### WHAT THE TASK REQUIRES
Transcribe every entry word for word. Skip the pictures.

### SOURCE MATERIAL
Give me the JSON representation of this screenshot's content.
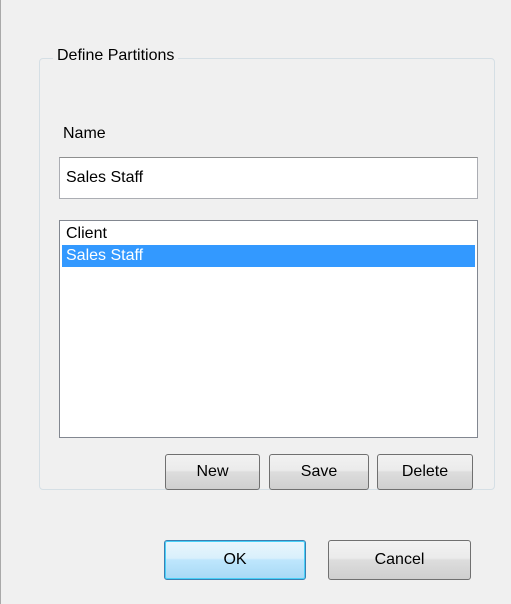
{
  "group": {
    "title": "Define Partitions"
  },
  "name_field": {
    "label": "Name",
    "value": "Sales Staff"
  },
  "partitions": {
    "items": [
      {
        "label": "Client",
        "selected": false
      },
      {
        "label": "Sales Staff",
        "selected": true
      }
    ],
    "selection_color": "#3399ff"
  },
  "list_buttons": {
    "new_label": "New",
    "save_label": "Save",
    "delete_label": "Delete"
  },
  "dialog_buttons": {
    "ok_label": "OK",
    "cancel_label": "Cancel"
  }
}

### THE RESULT
Give me the JSON representation of this screenshot's content.
{
  "group": {
    "title": "Define Partitions"
  },
  "name_field": {
    "label": "Name",
    "value": "Sales Staff"
  },
  "partitions": {
    "items": [
      {
        "label": "Client",
        "selected": false
      },
      {
        "label": "Sales Staff",
        "selected": true
      }
    ],
    "selection_color": "#3399ff"
  },
  "list_buttons": {
    "new_label": "New",
    "save_label": "Save",
    "delete_label": "Delete"
  },
  "dialog_buttons": {
    "ok_label": "OK",
    "cancel_label": "Cancel"
  }
}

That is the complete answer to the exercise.